>> START Data for this exercise
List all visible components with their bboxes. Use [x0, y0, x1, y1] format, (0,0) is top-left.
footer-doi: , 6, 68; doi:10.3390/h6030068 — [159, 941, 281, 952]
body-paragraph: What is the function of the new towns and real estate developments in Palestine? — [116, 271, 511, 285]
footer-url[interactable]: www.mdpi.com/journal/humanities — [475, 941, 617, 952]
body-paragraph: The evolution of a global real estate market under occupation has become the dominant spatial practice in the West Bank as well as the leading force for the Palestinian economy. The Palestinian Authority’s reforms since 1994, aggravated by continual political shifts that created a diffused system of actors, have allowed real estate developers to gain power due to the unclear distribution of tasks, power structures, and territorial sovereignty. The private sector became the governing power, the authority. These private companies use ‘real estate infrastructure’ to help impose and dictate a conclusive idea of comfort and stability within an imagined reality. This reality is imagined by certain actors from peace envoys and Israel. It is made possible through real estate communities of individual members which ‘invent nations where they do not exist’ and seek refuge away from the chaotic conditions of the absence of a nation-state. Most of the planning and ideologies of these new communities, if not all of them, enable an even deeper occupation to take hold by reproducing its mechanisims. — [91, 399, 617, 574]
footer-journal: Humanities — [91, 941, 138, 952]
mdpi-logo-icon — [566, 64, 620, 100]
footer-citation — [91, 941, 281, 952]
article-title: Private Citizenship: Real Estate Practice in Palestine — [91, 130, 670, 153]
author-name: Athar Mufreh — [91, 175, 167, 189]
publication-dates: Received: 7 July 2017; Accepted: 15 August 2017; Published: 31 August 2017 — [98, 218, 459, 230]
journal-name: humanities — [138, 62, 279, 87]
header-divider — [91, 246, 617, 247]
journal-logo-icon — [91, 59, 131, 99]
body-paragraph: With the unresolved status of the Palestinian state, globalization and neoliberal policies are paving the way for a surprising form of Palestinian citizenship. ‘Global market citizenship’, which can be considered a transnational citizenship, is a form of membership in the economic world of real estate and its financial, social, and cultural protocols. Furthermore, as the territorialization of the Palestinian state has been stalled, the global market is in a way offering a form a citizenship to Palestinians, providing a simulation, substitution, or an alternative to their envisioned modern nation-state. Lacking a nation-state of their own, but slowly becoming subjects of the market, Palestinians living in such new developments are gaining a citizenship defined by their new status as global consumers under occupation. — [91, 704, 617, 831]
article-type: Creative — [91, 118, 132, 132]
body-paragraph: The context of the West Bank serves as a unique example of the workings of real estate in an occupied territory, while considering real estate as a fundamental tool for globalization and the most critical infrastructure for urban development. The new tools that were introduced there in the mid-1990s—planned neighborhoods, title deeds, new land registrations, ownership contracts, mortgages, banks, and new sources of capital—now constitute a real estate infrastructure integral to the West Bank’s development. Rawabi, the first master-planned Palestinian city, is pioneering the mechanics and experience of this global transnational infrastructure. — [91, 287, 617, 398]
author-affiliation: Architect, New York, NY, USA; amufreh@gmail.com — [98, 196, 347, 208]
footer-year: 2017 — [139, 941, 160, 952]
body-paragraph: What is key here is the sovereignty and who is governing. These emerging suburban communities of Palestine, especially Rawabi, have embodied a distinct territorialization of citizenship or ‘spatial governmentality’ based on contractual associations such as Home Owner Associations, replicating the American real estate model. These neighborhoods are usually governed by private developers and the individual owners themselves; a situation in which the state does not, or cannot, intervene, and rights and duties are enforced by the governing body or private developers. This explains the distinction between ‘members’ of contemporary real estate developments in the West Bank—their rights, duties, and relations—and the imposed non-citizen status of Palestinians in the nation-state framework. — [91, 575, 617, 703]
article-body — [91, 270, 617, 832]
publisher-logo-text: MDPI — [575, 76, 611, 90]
>> END Data for this exercise
* _Required task_:
Convert every row in the block above into a JSON list of strings, with one string for each line and any blank lines left out.

* _The reply_:
[
  "List all visible components with their bboxes. Use [x0, y0, x1, y1] format, (0,0) is top-left.",
  "footer-doi: , 6, 68; doi:10.3390/h6030068 — [159, 941, 281, 952]",
  "body-paragraph: What is the function of the new towns and real estate developments in Palestine? — [116, 271, 511, 285]",
  "footer-url[interactable]: www.mdpi.com/journal/humanities — [475, 941, 617, 952]",
  "body-paragraph: The evolution of a global real estate market under occupation has become the dominant spatial practice in the West Bank as well as the leading force for the Palestinian economy. The Palestinian Authority’s reforms since 1994, aggravated by continual political shifts that created a diffused system of actors, have allowed real estate developers to gain power due to the unclear distribution of tasks, power structures, and territorial sovereignty. The private sector became the governing power, the authority. These private companies use ‘real estate infrastructure’ to help impose and dictate a conclusive idea of comfort and stability within an imagined reality. This reality is imagined by certain actors from peace envoys and Israel. It is made possible through real estate communities of individual members which ‘invent nations where they do not exist’ and seek refuge away from the chaotic conditions of the absence of a nation-state. Most of the planning and ideologies of these new communities, if not all of them, enable an even deeper occupation to take hold by reproducing its mechanisims. — [91, 399, 617, 574]",
  "footer-journal: Humanities — [91, 941, 138, 952]",
  "mdpi-logo-icon — [566, 64, 620, 100]",
  "footer-citation — [91, 941, 281, 952]",
  "article-title: Private Citizenship: Real Estate Practice in Palestine — [91, 130, 670, 153]",
  "author-name: Athar Mufreh — [91, 175, 167, 189]",
  "publication-dates: Received: 7 July 2017; Accepted: 15 August 2017; Published: 31 August 2017 — [98, 218, 459, 230]",
  "journal-name: humanities — [138, 62, 279, 87]",
  "header-divider — [91, 246, 617, 247]",
  "journal-logo-icon — [91, 59, 131, 99]",
  "body-paragraph: With the unresolved status of the Palestinian state, globalization and neoliberal policies are paving the way for a surprising form of Palestinian citizenship. ‘Global market citizenship’, which can be considered a transnational citizenship, is a form of membership in the economic world of real estate and its financial, social, and cultural protocols. Furthermore, as the territorialization of the Palestinian state has been stalled, the global market is in a way offering a form a citizenship to Palestinians, providing a simulation, substitution, or an alternative to their envisioned modern nation-state. Lacking a nation-state of their own, but slowly becoming subjects of the market, Palestinians living in such new developments are gaining a citizenship defined by their new status as global consumers under occupation. — [91, 704, 617, 831]",
  "article-type: Creative — [91, 118, 132, 132]",
  "body-paragraph: The context of the West Bank serves as a unique example of the workings of real estate in an occupied territory, while considering real estate as a fundamental tool for globalization and the most critical infrastructure for urban development. The new tools that were introduced there in the mid-1990s—planned neighborhoods, title deeds, new land registrations, ownership contracts, mortgages, banks, and new sources of capital—now constitute a real estate infrastructure integral to the West Bank’s development. Rawabi, the first master-planned Palestinian city, is pioneering the mechanics and experience of this global transnational infrastructure. — [91, 287, 617, 398]",
  "author-affiliation: Architect, New York, NY, USA; amufreh@gmail.com — [98, 196, 347, 208]",
  "footer-year: 2017 — [139, 941, 160, 952]",
  "body-paragraph: What is key here is the sovereignty and who is governing. These emerging suburban communities of Palestine, especially Rawabi, have embodied a distinct territorialization of citizenship or ‘spatial governmentality’ based on contractual associations such as Home Owner Associations, replicating the American real estate model. These neighborhoods are usually governed by private developers and the individual owners themselves; a situation in which the state does not, or cannot, intervene, and rights and duties are enforced by the governing body or private developers. This explains the distinction between ‘members’ of contemporary real estate developments in the West Bank—their rights, duties, and relations—and the imposed non-citizen status of Palestinians in the nation-state framework. — [91, 575, 617, 703]",
  "article-body — [91, 270, 617, 832]",
  "publisher-logo-text: MDPI — [575, 76, 611, 90]"
]